:: Listed records ::
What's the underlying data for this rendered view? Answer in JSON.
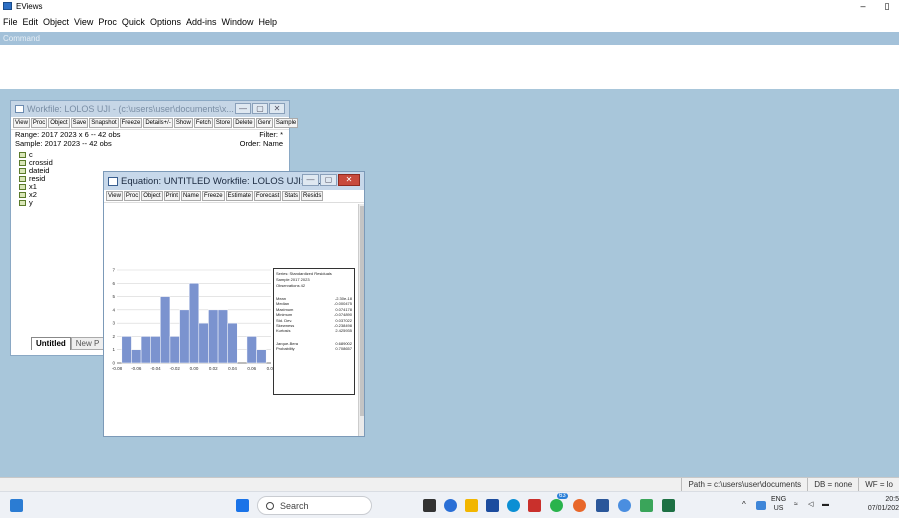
{
  "app": {
    "title": "EViews",
    "win_min": "–",
    "win_max": "▯"
  },
  "menu": [
    "File",
    "Edit",
    "Object",
    "View",
    "Proc",
    "Quick",
    "Options",
    "Add-ins",
    "Window",
    "Help"
  ],
  "command_label": "Command",
  "workfile": {
    "title": "Workfile: LOLOS UJI - (c:\\users\\user\\documents\\x...",
    "toolbar": [
      "View",
      "Proc",
      "Object",
      "Save",
      "Snapshot",
      "Freeze",
      "Details+/-",
      "Show",
      "Fetch",
      "Store",
      "Delete",
      "Genr",
      "Sample"
    ],
    "range": "Range:  2017 2023 x 6  --  42 obs",
    "filter": "Filter: *",
    "sample": "Sample: 2017 2023  --  42 obs",
    "order": "Order: Name",
    "objects": [
      "c",
      "crossid",
      "dateid",
      "resid",
      "x1",
      "x2",
      "y"
    ],
    "tab_active": "Untitled",
    "tab_new": "New P"
  },
  "equation": {
    "title": "Equation: UNTITLED   Workfile: LOLOS UJI::U...",
    "toolbar": [
      "View",
      "Proc",
      "Object",
      "Print",
      "Name",
      "Freeze",
      "Estimate",
      "Forecast",
      "Stats",
      "Resids"
    ]
  },
  "stats_box": {
    "series": "Series: Standardized Residuals",
    "sample": "Sample 2017 2023",
    "obs": "Observations 42",
    "rows": [
      {
        "label": "Mean",
        "value": "-2.30e-18"
      },
      {
        "label": "Median",
        "value": "-0.000475"
      },
      {
        "label": "Maximum",
        "value": "0.074178"
      },
      {
        "label": "Minimum",
        "value": "-0.074890"
      },
      {
        "label": "Std. Dev.",
        "value": "0.037022"
      },
      {
        "label": "Skewness",
        "value": "-0.238498"
      },
      {
        "label": "Kurtosis",
        "value": "2.425935"
      }
    ],
    "jb": {
      "label": "Jarque-Bera",
      "value": "0.689002"
    },
    "prob": {
      "label": "Probability",
      "value": "0.708657"
    }
  },
  "chart_data": {
    "type": "bar",
    "x": [
      -0.07,
      -0.06,
      -0.05,
      -0.04,
      -0.03,
      -0.02,
      -0.01,
      0.0,
      0.01,
      0.02,
      0.03,
      0.04,
      0.05,
      0.06,
      0.07
    ],
    "values": [
      2,
      1,
      2,
      2,
      5,
      2,
      4,
      6,
      3,
      4,
      4,
      3,
      0,
      2,
      1
    ],
    "bin_width": 0.01,
    "xlim": [
      -0.08,
      0.08
    ],
    "ylim": [
      0,
      7
    ],
    "xticks": [
      "-0.08",
      "-0.06",
      "-0.04",
      "-0.02",
      "0.00",
      "0.02",
      "0.04",
      "0.06",
      "0.08"
    ],
    "yticks": [
      0,
      1,
      2,
      3,
      4,
      5,
      6,
      7
    ],
    "bar_color": "#7b93cf",
    "grid": true
  },
  "statusbar": {
    "path": "Path = c:\\users\\user\\documents",
    "db": "DB = none",
    "wf": "WF = lo"
  },
  "taskbar": {
    "search_placeholder": "Search",
    "lang_top": "ENG",
    "lang_bottom": "US",
    "time": "20:5",
    "date": "07/01/202",
    "badge_whatsapp": "63"
  }
}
:::
-- Exercise requirements --
Gather and copy every line of the data in which the string "users" is found.

-- Expected answer --
    "title": "Workfile: LOLOS UJI - (c:\\users\\user\\documents\\x...",
    "path": "Path = c:\\users\\user\\documents",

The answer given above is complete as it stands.